[Start The input]

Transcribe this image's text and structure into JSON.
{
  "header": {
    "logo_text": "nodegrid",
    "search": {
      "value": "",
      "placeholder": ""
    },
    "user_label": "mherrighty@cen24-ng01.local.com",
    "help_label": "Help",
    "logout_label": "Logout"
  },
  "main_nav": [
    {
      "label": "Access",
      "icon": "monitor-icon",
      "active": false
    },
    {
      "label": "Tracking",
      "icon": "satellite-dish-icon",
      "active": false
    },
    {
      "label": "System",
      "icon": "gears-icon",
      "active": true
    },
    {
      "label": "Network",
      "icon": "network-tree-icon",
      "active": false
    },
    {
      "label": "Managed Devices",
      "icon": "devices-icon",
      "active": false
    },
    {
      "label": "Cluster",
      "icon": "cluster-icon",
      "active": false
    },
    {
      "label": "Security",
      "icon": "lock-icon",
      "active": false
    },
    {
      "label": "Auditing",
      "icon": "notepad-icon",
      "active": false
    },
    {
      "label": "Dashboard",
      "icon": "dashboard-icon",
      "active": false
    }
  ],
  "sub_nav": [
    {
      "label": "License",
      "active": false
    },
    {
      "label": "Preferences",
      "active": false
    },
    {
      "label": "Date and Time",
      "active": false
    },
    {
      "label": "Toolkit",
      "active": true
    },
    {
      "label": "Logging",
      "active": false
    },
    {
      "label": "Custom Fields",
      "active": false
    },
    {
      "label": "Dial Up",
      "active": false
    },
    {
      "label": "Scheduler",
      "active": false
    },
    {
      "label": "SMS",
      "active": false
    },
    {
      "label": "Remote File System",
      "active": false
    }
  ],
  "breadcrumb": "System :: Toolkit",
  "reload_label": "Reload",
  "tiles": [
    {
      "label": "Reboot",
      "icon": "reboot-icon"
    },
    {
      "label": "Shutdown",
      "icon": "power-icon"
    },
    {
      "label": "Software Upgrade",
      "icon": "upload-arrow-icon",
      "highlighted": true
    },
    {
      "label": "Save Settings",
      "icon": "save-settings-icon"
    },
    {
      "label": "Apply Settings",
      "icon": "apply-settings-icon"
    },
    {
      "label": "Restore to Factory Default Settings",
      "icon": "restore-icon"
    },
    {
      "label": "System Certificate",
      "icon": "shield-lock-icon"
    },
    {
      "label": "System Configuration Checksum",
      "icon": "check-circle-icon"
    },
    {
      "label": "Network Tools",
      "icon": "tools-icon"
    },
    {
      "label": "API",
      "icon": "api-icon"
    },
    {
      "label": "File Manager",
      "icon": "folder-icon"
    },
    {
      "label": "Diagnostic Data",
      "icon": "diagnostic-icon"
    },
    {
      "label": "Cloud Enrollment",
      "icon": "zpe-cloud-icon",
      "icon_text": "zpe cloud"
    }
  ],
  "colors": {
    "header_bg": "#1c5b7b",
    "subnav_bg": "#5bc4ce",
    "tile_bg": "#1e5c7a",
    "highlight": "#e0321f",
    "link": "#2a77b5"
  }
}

[End The input]

Aim of the exercise ▸
Reproduce the data in its entirety, matching each character.

Correct response ▸
Transcribe this image's text and structure into JSON.
{
  "header": {
    "logo_text": "nodegrid",
    "search": {
      "value": "",
      "placeholder": ""
    },
    "user_label": "mherrighty@cen24-ng01.local.com",
    "help_label": "Help",
    "logout_label": "Logout"
  },
  "main_nav": [
    {
      "label": "Access",
      "icon": "monitor-icon",
      "active": false
    },
    {
      "label": "Tracking",
      "icon": "satellite-dish-icon",
      "active": false
    },
    {
      "label": "System",
      "icon": "gears-icon",
      "active": true
    },
    {
      "label": "Network",
      "icon": "network-tree-icon",
      "active": false
    },
    {
      "label": "Managed Devices",
      "icon": "devices-icon",
      "active": false
    },
    {
      "label": "Cluster",
      "icon": "cluster-icon",
      "active": false
    },
    {
      "label": "Security",
      "icon": "lock-icon",
      "active": false
    },
    {
      "label": "Auditing",
      "icon": "notepad-icon",
      "active": false
    },
    {
      "label": "Dashboard",
      "icon": "dashboard-icon",
      "active": false
    }
  ],
  "sub_nav": [
    {
      "label": "License",
      "active": false
    },
    {
      "label": "Preferences",
      "active": false
    },
    {
      "label": "Date and Time",
      "active": false
    },
    {
      "label": "Toolkit",
      "active": true
    },
    {
      "label": "Logging",
      "active": false
    },
    {
      "label": "Custom Fields",
      "active": false
    },
    {
      "label": "Dial Up",
      "active": false
    },
    {
      "label": "Scheduler",
      "active": false
    },
    {
      "label": "SMS",
      "active": false
    },
    {
      "label": "Remote File System",
      "active": false
    }
  ],
  "breadcrumb": "System :: Toolkit",
  "reload_label": "Reload",
  "tiles": [
    {
      "label": "Reboot",
      "icon": "reboot-icon"
    },
    {
      "label": "Shutdown",
      "icon": "power-icon"
    },
    {
      "label": "Software Upgrade",
      "icon": "upload-arrow-icon",
      "highlighted": true
    },
    {
      "label": "Save Settings",
      "icon": "save-settings-icon"
    },
    {
      "label": "Apply Settings",
      "icon": "apply-settings-icon"
    },
    {
      "label": "Restore to Factory Default Settings",
      "icon": "restore-icon"
    },
    {
      "label": "System Certificate",
      "icon": "shield-lock-icon"
    },
    {
      "label": "System Configuration Checksum",
      "icon": "check-circle-icon"
    },
    {
      "label": "Network Tools",
      "icon": "tools-icon"
    },
    {
      "label": "API",
      "icon": "api-icon"
    },
    {
      "label": "File Manager",
      "icon": "folder-icon"
    },
    {
      "label": "Diagnostic Data",
      "icon": "diagnostic-icon"
    },
    {
      "label": "Cloud Enrollment",
      "icon": "zpe-cloud-icon",
      "icon_text": "zpe cloud"
    }
  ],
  "colors": {
    "header_bg": "#1c5b7b",
    "subnav_bg": "#5bc4ce",
    "tile_bg": "#1e5c7a",
    "highlight": "#e0321f",
    "link": "#2a77b5"
  }
}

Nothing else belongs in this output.